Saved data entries
□ □ □ □ □ □ □
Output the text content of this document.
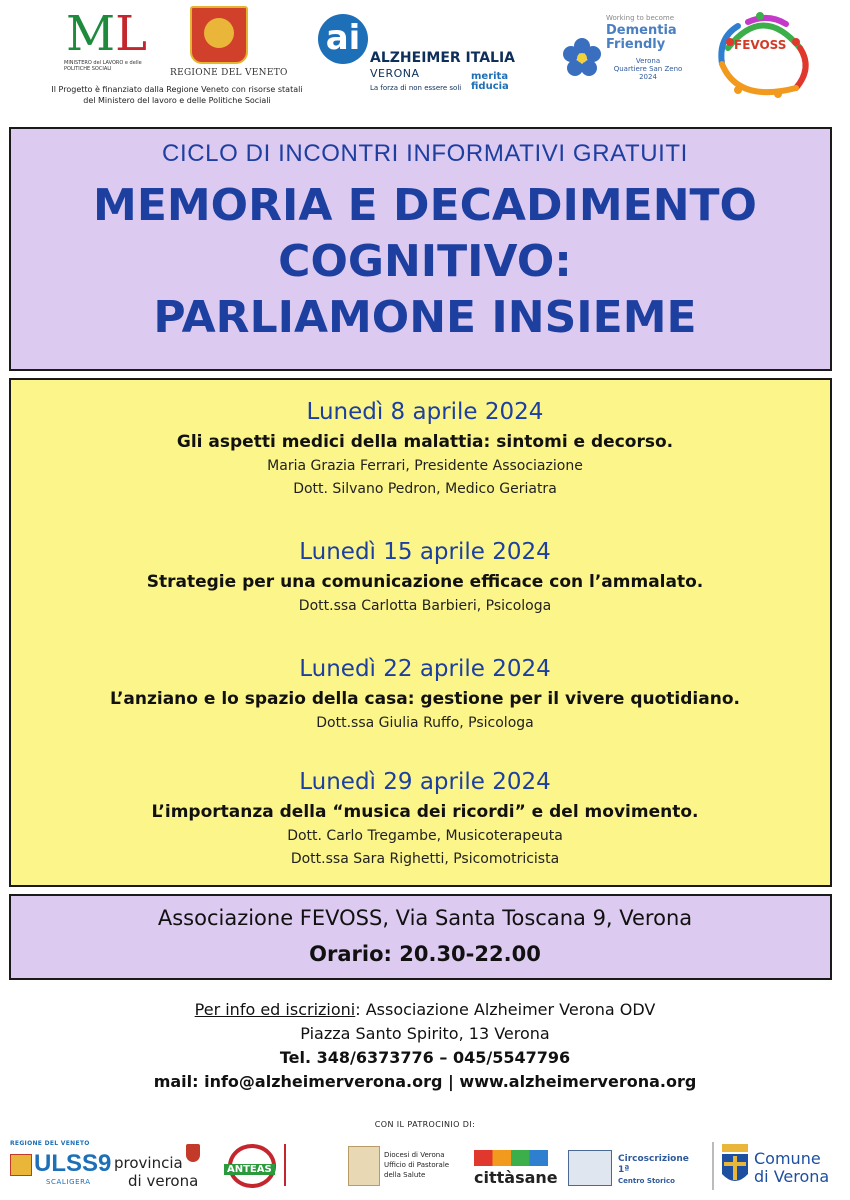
ML
MINISTERO del LAVORO e delle POLITICHE SOCIALI	REGIONE DEL VENETO
Il Progetto è finanziato dalla Regione Veneto con risorse statali
del Ministero del lavoro e delle Politiche Sociali
ai ALZHEIMER ITALIA
VERONA
La forza di non essere soli
merita fiducia
Working to become
Dementia
Friendly
Verona
Quartiere San Zeno
2024
FEVOSS
CICLO DI INCONTRI INFORMATIVI GRATUITI
MEMORIA E DECADIMENTO
COGNITIVO:
PARLIAMONE INSIEME
Lunedì 8 aprile 2024
Gli aspetti medici della malattia: sintomi e decorso.
Maria Grazia Ferrari, Presidente Associazione
Dott. Silvano Pedron, Medico Geriatra
Lunedì 15 aprile 2024
Strategie per una comunicazione efficace con l’ammalato.
Dott.ssa Carlotta Barbieri, Psicologa
Lunedì 22 aprile 2024
L’anziano e lo spazio della casa: gestione per il vivere quotidiano.
Dott.ssa Giulia Ruffo, Psicologa
Lunedì 29 aprile 2024
L’importanza della “musica dei ricordi” e del movimento.
Dott. Carlo Tregambe, Musicoterapeuta
Dott.ssa Sara Righetti, Psicomotricista
Associazione FEVOSS, Via Santa Toscana 9, Verona
Orario: 20.30-22.00
Per info ed iscrizioni: Associazione Alzheimer Verona ODV
Piazza Santo Spirito, 13 Verona
Tel. 348/6373776 – 045/5547796
mail: info@alzheimerverona.org | www.alzheimerverona.org
CON IL PATROCINIO DI:
REGIONE DEL VENETO
ULSS9
SCALIGERA
provincia
di verona
ANTEAS
Diocesi di Verona
Ufficio di Pastorale
della Salute	cittàsane
Circoscrizione 1ª
Centro Storico
Comune
di Verona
□ □ □ □ □ □ □
_Direction_
Reply with the number of lines in the material above that contain "Dott", and nothing more.

_Written answer_
5